## start
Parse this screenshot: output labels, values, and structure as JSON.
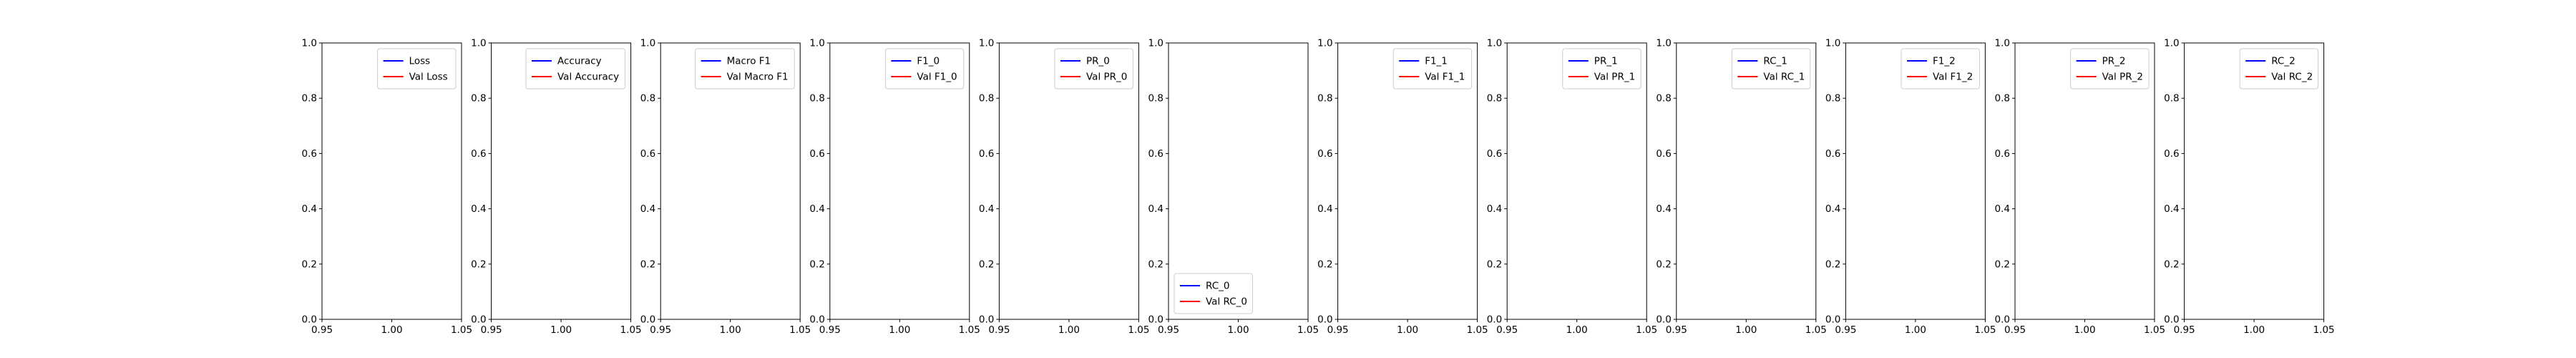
{
  "chart_data": [
    {
      "type": "line",
      "series": [
        {
          "name": "Loss",
          "values": [],
          "color": "#0000ff"
        },
        {
          "name": "Val Loss",
          "values": [],
          "color": "#ff0000"
        }
      ],
      "xlim": [
        0.95,
        1.05
      ],
      "ylim": [
        0.0,
        1.0
      ],
      "x_ticks": [
        "0.95",
        "1.00",
        "1.05"
      ],
      "y_ticks": [
        "0.0",
        "0.2",
        "0.4",
        "0.6",
        "0.8",
        "1.0"
      ],
      "grid": false,
      "legend": "upper right"
    },
    {
      "type": "line",
      "series": [
        {
          "name": "Accuracy",
          "values": [],
          "color": "#0000ff"
        },
        {
          "name": "Val Accuracy",
          "values": [],
          "color": "#ff0000"
        }
      ],
      "xlim": [
        0.95,
        1.05
      ],
      "ylim": [
        0.0,
        1.0
      ],
      "x_ticks": [
        "0.95",
        "1.00",
        "1.05"
      ],
      "y_ticks": [
        "0.0",
        "0.2",
        "0.4",
        "0.6",
        "0.8",
        "1.0"
      ],
      "grid": false,
      "legend": "upper right"
    },
    {
      "type": "line",
      "series": [
        {
          "name": "Macro F1",
          "values": [],
          "color": "#0000ff"
        },
        {
          "name": "Val Macro F1",
          "values": [],
          "color": "#ff0000"
        }
      ],
      "xlim": [
        0.95,
        1.05
      ],
      "ylim": [
        0.0,
        1.0
      ],
      "x_ticks": [
        "0.95",
        "1.00",
        "1.05"
      ],
      "y_ticks": [
        "0.0",
        "0.2",
        "0.4",
        "0.6",
        "0.8",
        "1.0"
      ],
      "grid": false,
      "legend": "upper right"
    },
    {
      "type": "line",
      "series": [
        {
          "name": "F1_0",
          "values": [],
          "color": "#0000ff"
        },
        {
          "name": "Val F1_0",
          "values": [],
          "color": "#ff0000"
        }
      ],
      "xlim": [
        0.95,
        1.05
      ],
      "ylim": [
        0.0,
        1.0
      ],
      "x_ticks": [
        "0.95",
        "1.00",
        "1.05"
      ],
      "y_ticks": [
        "0.0",
        "0.2",
        "0.4",
        "0.6",
        "0.8",
        "1.0"
      ],
      "grid": false,
      "legend": "upper right"
    },
    {
      "type": "line",
      "series": [
        {
          "name": "PR_0",
          "values": [],
          "color": "#0000ff"
        },
        {
          "name": "Val PR_0",
          "values": [],
          "color": "#ff0000"
        }
      ],
      "xlim": [
        0.95,
        1.05
      ],
      "ylim": [
        0.0,
        1.0
      ],
      "x_ticks": [
        "0.95",
        "1.00",
        "1.05"
      ],
      "y_ticks": [
        "0.0",
        "0.2",
        "0.4",
        "0.6",
        "0.8",
        "1.0"
      ],
      "grid": false,
      "legend": "upper right"
    },
    {
      "type": "line",
      "series": [
        {
          "name": "RC_0",
          "values": [],
          "color": "#0000ff"
        },
        {
          "name": "Val RC_0",
          "values": [],
          "color": "#ff0000"
        }
      ],
      "xlim": [
        0.95,
        1.05
      ],
      "ylim": [
        0.0,
        1.0
      ],
      "x_ticks": [
        "0.95",
        "1.00",
        "1.05"
      ],
      "y_ticks": [
        "0.0",
        "0.2",
        "0.4",
        "0.6",
        "0.8",
        "1.0"
      ],
      "grid": false,
      "legend": "lower left"
    },
    {
      "type": "line",
      "series": [
        {
          "name": "F1_1",
          "values": [],
          "color": "#0000ff"
        },
        {
          "name": "Val F1_1",
          "values": [],
          "color": "#ff0000"
        }
      ],
      "xlim": [
        0.95,
        1.05
      ],
      "ylim": [
        0.0,
        1.0
      ],
      "x_ticks": [
        "0.95",
        "1.00",
        "1.05"
      ],
      "y_ticks": [
        "0.0",
        "0.2",
        "0.4",
        "0.6",
        "0.8",
        "1.0"
      ],
      "grid": false,
      "legend": "upper right"
    },
    {
      "type": "line",
      "series": [
        {
          "name": "PR_1",
          "values": [],
          "color": "#0000ff"
        },
        {
          "name": "Val PR_1",
          "values": [],
          "color": "#ff0000"
        }
      ],
      "xlim": [
        0.95,
        1.05
      ],
      "ylim": [
        0.0,
        1.0
      ],
      "x_ticks": [
        "0.95",
        "1.00",
        "1.05"
      ],
      "y_ticks": [
        "0.0",
        "0.2",
        "0.4",
        "0.6",
        "0.8",
        "1.0"
      ],
      "grid": false,
      "legend": "upper right"
    },
    {
      "type": "line",
      "series": [
        {
          "name": "RC_1",
          "values": [],
          "color": "#0000ff"
        },
        {
          "name": "Val RC_1",
          "values": [],
          "color": "#ff0000"
        }
      ],
      "xlim": [
        0.95,
        1.05
      ],
      "ylim": [
        0.0,
        1.0
      ],
      "x_ticks": [
        "0.95",
        "1.00",
        "1.05"
      ],
      "y_ticks": [
        "0.0",
        "0.2",
        "0.4",
        "0.6",
        "0.8",
        "1.0"
      ],
      "grid": false,
      "legend": "upper right"
    },
    {
      "type": "line",
      "series": [
        {
          "name": "F1_2",
          "values": [],
          "color": "#0000ff"
        },
        {
          "name": "Val F1_2",
          "values": [],
          "color": "#ff0000"
        }
      ],
      "xlim": [
        0.95,
        1.05
      ],
      "ylim": [
        0.0,
        1.0
      ],
      "x_ticks": [
        "0.95",
        "1.00",
        "1.05"
      ],
      "y_ticks": [
        "0.0",
        "0.2",
        "0.4",
        "0.6",
        "0.8",
        "1.0"
      ],
      "grid": false,
      "legend": "upper right"
    },
    {
      "type": "line",
      "series": [
        {
          "name": "PR_2",
          "values": [],
          "color": "#0000ff"
        },
        {
          "name": "Val PR_2",
          "values": [],
          "color": "#ff0000"
        }
      ],
      "xlim": [
        0.95,
        1.05
      ],
      "ylim": [
        0.0,
        1.0
      ],
      "x_ticks": [
        "0.95",
        "1.00",
        "1.05"
      ],
      "y_ticks": [
        "0.0",
        "0.2",
        "0.4",
        "0.6",
        "0.8",
        "1.0"
      ],
      "grid": false,
      "legend": "upper right"
    },
    {
      "type": "line",
      "series": [
        {
          "name": "RC_2",
          "values": [],
          "color": "#0000ff"
        },
        {
          "name": "Val RC_2",
          "values": [],
          "color": "#ff0000"
        }
      ],
      "xlim": [
        0.95,
        1.05
      ],
      "ylim": [
        0.0,
        1.0
      ],
      "x_ticks": [
        "0.95",
        "1.00",
        "1.05"
      ],
      "y_ticks": [
        "0.0",
        "0.2",
        "0.4",
        "0.6",
        "0.8",
        "1.0"
      ],
      "grid": false,
      "legend": "upper right"
    }
  ]
}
## end
* _Challenge_
Reproduce every line above as written, skipping pictures.

* _Expected answer_
Parse this screenshot: output labels, values, and structure as JSON.
{
  "chart_data": [
    {
      "type": "line",
      "series": [
        {
          "name": "Loss",
          "values": [],
          "color": "#0000ff"
        },
        {
          "name": "Val Loss",
          "values": [],
          "color": "#ff0000"
        }
      ],
      "xlim": [
        0.95,
        1.05
      ],
      "ylim": [
        0.0,
        1.0
      ],
      "x_ticks": [
        "0.95",
        "1.00",
        "1.05"
      ],
      "y_ticks": [
        "0.0",
        "0.2",
        "0.4",
        "0.6",
        "0.8",
        "1.0"
      ],
      "grid": false,
      "legend": "upper right"
    },
    {
      "type": "line",
      "series": [
        {
          "name": "Accuracy",
          "values": [],
          "color": "#0000ff"
        },
        {
          "name": "Val Accuracy",
          "values": [],
          "color": "#ff0000"
        }
      ],
      "xlim": [
        0.95,
        1.05
      ],
      "ylim": [
        0.0,
        1.0
      ],
      "x_ticks": [
        "0.95",
        "1.00",
        "1.05"
      ],
      "y_ticks": [
        "0.0",
        "0.2",
        "0.4",
        "0.6",
        "0.8",
        "1.0"
      ],
      "grid": false,
      "legend": "upper right"
    },
    {
      "type": "line",
      "series": [
        {
          "name": "Macro F1",
          "values": [],
          "color": "#0000ff"
        },
        {
          "name": "Val Macro F1",
          "values": [],
          "color": "#ff0000"
        }
      ],
      "xlim": [
        0.95,
        1.05
      ],
      "ylim": [
        0.0,
        1.0
      ],
      "x_ticks": [
        "0.95",
        "1.00",
        "1.05"
      ],
      "y_ticks": [
        "0.0",
        "0.2",
        "0.4",
        "0.6",
        "0.8",
        "1.0"
      ],
      "grid": false,
      "legend": "upper right"
    },
    {
      "type": "line",
      "series": [
        {
          "name": "F1_0",
          "values": [],
          "color": "#0000ff"
        },
        {
          "name": "Val F1_0",
          "values": [],
          "color": "#ff0000"
        }
      ],
      "xlim": [
        0.95,
        1.05
      ],
      "ylim": [
        0.0,
        1.0
      ],
      "x_ticks": [
        "0.95",
        "1.00",
        "1.05"
      ],
      "y_ticks": [
        "0.0",
        "0.2",
        "0.4",
        "0.6",
        "0.8",
        "1.0"
      ],
      "grid": false,
      "legend": "upper right"
    },
    {
      "type": "line",
      "series": [
        {
          "name": "PR_0",
          "values": [],
          "color": "#0000ff"
        },
        {
          "name": "Val PR_0",
          "values": [],
          "color": "#ff0000"
        }
      ],
      "xlim": [
        0.95,
        1.05
      ],
      "ylim": [
        0.0,
        1.0
      ],
      "x_ticks": [
        "0.95",
        "1.00",
        "1.05"
      ],
      "y_ticks": [
        "0.0",
        "0.2",
        "0.4",
        "0.6",
        "0.8",
        "1.0"
      ],
      "grid": false,
      "legend": "upper right"
    },
    {
      "type": "line",
      "series": [
        {
          "name": "RC_0",
          "values": [],
          "color": "#0000ff"
        },
        {
          "name": "Val RC_0",
          "values": [],
          "color": "#ff0000"
        }
      ],
      "xlim": [
        0.95,
        1.05
      ],
      "ylim": [
        0.0,
        1.0
      ],
      "x_ticks": [
        "0.95",
        "1.00",
        "1.05"
      ],
      "y_ticks": [
        "0.0",
        "0.2",
        "0.4",
        "0.6",
        "0.8",
        "1.0"
      ],
      "grid": false,
      "legend": "lower left"
    },
    {
      "type": "line",
      "series": [
        {
          "name": "F1_1",
          "values": [],
          "color": "#0000ff"
        },
        {
          "name": "Val F1_1",
          "values": [],
          "color": "#ff0000"
        }
      ],
      "xlim": [
        0.95,
        1.05
      ],
      "ylim": [
        0.0,
        1.0
      ],
      "x_ticks": [
        "0.95",
        "1.00",
        "1.05"
      ],
      "y_ticks": [
        "0.0",
        "0.2",
        "0.4",
        "0.6",
        "0.8",
        "1.0"
      ],
      "grid": false,
      "legend": "upper right"
    },
    {
      "type": "line",
      "series": [
        {
          "name": "PR_1",
          "values": [],
          "color": "#0000ff"
        },
        {
          "name": "Val PR_1",
          "values": [],
          "color": "#ff0000"
        }
      ],
      "xlim": [
        0.95,
        1.05
      ],
      "ylim": [
        0.0,
        1.0
      ],
      "x_ticks": [
        "0.95",
        "1.00",
        "1.05"
      ],
      "y_ticks": [
        "0.0",
        "0.2",
        "0.4",
        "0.6",
        "0.8",
        "1.0"
      ],
      "grid": false,
      "legend": "upper right"
    },
    {
      "type": "line",
      "series": [
        {
          "name": "RC_1",
          "values": [],
          "color": "#0000ff"
        },
        {
          "name": "Val RC_1",
          "values": [],
          "color": "#ff0000"
        }
      ],
      "xlim": [
        0.95,
        1.05
      ],
      "ylim": [
        0.0,
        1.0
      ],
      "x_ticks": [
        "0.95",
        "1.00",
        "1.05"
      ],
      "y_ticks": [
        "0.0",
        "0.2",
        "0.4",
        "0.6",
        "0.8",
        "1.0"
      ],
      "grid": false,
      "legend": "upper right"
    },
    {
      "type": "line",
      "series": [
        {
          "name": "F1_2",
          "values": [],
          "color": "#0000ff"
        },
        {
          "name": "Val F1_2",
          "values": [],
          "color": "#ff0000"
        }
      ],
      "xlim": [
        0.95,
        1.05
      ],
      "ylim": [
        0.0,
        1.0
      ],
      "x_ticks": [
        "0.95",
        "1.00",
        "1.05"
      ],
      "y_ticks": [
        "0.0",
        "0.2",
        "0.4",
        "0.6",
        "0.8",
        "1.0"
      ],
      "grid": false,
      "legend": "upper right"
    },
    {
      "type": "line",
      "series": [
        {
          "name": "PR_2",
          "values": [],
          "color": "#0000ff"
        },
        {
          "name": "Val PR_2",
          "values": [],
          "color": "#ff0000"
        }
      ],
      "xlim": [
        0.95,
        1.05
      ],
      "ylim": [
        0.0,
        1.0
      ],
      "x_ticks": [
        "0.95",
        "1.00",
        "1.05"
      ],
      "y_ticks": [
        "0.0",
        "0.2",
        "0.4",
        "0.6",
        "0.8",
        "1.0"
      ],
      "grid": false,
      "legend": "upper right"
    },
    {
      "type": "line",
      "series": [
        {
          "name": "RC_2",
          "values": [],
          "color": "#0000ff"
        },
        {
          "name": "Val RC_2",
          "values": [],
          "color": "#ff0000"
        }
      ],
      "xlim": [
        0.95,
        1.05
      ],
      "ylim": [
        0.0,
        1.0
      ],
      "x_ticks": [
        "0.95",
        "1.00",
        "1.05"
      ],
      "y_ticks": [
        "0.0",
        "0.2",
        "0.4",
        "0.6",
        "0.8",
        "1.0"
      ],
      "grid": false,
      "legend": "upper right"
    }
  ]
}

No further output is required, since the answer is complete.